- [Task brief]:
In the listing below, identify each line with the word "type" and return those lines.

=== Dataset entries ===

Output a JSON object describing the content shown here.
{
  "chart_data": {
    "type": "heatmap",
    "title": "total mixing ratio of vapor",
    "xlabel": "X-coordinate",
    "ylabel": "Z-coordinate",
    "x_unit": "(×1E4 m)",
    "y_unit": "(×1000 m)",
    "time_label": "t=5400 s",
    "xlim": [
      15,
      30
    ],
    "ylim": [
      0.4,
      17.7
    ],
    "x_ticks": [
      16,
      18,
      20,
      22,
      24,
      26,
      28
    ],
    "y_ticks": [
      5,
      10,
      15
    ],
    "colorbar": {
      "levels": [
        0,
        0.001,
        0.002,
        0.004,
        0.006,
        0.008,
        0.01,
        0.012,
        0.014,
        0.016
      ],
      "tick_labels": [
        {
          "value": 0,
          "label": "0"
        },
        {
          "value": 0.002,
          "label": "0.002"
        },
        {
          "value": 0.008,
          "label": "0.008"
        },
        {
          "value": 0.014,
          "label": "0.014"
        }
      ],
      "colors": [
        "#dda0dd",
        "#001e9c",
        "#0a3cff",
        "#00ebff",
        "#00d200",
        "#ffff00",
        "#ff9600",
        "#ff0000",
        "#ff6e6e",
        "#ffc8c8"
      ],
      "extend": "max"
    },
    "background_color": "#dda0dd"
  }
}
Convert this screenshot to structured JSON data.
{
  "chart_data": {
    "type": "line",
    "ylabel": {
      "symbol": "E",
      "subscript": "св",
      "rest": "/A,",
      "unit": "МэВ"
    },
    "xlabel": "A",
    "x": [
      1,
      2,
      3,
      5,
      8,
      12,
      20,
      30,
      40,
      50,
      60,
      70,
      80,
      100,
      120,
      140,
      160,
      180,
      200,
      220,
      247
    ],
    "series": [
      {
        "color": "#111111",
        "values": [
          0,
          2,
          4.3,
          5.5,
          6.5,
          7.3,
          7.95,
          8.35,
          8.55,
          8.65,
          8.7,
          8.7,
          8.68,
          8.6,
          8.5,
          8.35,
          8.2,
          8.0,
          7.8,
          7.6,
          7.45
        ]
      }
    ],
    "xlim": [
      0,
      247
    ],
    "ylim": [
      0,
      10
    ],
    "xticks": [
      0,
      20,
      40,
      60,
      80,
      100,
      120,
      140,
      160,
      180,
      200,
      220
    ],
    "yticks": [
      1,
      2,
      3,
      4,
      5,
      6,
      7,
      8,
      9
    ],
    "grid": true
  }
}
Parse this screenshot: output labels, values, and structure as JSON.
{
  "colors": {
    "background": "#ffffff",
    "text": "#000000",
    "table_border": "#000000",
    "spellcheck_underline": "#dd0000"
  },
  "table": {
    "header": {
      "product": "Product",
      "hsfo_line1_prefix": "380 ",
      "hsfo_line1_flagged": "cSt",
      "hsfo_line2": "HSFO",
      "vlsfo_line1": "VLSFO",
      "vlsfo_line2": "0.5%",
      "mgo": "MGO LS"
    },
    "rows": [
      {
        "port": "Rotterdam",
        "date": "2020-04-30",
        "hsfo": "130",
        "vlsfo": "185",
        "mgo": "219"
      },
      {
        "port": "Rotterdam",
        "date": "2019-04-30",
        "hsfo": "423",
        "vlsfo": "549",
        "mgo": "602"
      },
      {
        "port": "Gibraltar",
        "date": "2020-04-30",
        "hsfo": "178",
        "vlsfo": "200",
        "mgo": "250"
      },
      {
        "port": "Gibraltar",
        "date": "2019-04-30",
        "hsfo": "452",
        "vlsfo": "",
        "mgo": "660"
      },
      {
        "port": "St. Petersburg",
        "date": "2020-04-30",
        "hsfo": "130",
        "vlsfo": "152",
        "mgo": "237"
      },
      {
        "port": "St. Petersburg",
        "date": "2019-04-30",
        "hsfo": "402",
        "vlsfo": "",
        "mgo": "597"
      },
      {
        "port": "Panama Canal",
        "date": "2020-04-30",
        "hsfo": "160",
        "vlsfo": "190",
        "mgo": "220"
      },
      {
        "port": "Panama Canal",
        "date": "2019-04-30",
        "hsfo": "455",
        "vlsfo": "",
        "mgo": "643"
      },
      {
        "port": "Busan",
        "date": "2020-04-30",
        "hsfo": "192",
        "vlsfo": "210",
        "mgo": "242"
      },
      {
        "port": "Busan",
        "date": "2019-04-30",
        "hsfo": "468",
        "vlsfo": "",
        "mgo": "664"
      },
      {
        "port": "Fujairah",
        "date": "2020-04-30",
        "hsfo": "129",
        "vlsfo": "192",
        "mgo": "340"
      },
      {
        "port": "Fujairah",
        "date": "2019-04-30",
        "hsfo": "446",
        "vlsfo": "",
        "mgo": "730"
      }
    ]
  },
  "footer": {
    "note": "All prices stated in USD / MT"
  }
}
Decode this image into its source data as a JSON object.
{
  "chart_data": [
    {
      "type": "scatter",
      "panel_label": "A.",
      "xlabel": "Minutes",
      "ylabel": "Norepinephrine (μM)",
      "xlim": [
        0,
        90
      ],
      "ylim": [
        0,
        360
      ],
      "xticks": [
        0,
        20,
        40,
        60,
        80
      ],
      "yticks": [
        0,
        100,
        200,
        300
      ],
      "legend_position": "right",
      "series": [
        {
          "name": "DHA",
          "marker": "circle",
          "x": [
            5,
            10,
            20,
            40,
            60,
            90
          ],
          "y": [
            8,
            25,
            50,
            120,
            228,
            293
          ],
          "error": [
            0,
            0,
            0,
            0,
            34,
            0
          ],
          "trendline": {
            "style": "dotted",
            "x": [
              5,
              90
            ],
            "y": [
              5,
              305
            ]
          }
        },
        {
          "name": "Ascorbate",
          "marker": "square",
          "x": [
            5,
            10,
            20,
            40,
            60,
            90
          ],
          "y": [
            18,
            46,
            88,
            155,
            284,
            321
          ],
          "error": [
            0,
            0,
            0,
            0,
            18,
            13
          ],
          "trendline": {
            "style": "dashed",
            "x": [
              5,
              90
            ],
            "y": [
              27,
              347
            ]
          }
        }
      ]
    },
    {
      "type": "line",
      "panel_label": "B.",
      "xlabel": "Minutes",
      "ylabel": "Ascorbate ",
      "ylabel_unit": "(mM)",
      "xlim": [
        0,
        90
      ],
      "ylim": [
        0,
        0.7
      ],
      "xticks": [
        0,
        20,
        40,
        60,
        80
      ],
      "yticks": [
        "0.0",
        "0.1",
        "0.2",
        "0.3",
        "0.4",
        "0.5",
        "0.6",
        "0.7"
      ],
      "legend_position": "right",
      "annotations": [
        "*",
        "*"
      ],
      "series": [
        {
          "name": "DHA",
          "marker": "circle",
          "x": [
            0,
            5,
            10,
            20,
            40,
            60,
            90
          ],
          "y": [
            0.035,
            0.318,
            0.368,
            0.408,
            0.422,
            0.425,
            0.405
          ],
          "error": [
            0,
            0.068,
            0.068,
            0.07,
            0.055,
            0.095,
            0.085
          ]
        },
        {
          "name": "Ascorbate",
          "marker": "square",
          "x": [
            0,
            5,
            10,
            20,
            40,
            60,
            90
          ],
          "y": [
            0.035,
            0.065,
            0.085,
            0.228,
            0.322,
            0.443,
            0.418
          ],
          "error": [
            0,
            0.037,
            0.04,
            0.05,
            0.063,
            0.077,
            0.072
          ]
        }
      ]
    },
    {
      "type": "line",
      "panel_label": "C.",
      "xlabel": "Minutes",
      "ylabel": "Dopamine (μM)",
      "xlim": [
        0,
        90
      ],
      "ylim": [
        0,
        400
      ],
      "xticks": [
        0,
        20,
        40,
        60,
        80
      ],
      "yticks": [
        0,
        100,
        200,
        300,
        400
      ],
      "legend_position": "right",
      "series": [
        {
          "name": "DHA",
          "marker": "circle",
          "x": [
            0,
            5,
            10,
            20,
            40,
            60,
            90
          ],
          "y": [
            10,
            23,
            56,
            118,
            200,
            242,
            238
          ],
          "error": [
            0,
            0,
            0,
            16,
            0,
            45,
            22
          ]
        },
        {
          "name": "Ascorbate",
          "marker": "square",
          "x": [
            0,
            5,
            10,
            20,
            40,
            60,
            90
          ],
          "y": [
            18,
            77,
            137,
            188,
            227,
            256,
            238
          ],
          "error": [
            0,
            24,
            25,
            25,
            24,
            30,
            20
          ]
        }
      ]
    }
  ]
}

===

- [Written answer]:
    "type": "heatmap",
    "type": "line",
      "type": "scatter",
      "type": "line",
      "type": "line",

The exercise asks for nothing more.